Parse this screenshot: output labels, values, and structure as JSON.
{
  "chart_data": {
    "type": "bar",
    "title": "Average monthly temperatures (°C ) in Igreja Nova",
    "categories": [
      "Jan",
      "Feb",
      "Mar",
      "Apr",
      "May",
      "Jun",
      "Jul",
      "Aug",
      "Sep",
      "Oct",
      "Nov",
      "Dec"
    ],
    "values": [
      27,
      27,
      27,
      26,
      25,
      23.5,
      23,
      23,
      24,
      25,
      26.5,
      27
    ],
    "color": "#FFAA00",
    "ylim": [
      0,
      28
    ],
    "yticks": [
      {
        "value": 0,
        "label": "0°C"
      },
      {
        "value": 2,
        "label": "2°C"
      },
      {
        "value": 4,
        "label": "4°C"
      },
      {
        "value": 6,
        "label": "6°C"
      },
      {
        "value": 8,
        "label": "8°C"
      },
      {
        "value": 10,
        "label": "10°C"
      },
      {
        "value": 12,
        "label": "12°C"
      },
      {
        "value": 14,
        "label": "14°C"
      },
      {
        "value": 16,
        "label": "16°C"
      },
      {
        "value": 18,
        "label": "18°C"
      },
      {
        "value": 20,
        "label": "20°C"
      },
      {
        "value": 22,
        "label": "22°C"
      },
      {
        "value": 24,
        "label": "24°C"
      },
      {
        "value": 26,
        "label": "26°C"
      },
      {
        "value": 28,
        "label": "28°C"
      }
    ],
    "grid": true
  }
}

##########

* **Problem statement**
Copy out each line of the entries that holds "values".

* **The response**
Parse this screenshot: output labels, values, and structure as JSON.
    "values": [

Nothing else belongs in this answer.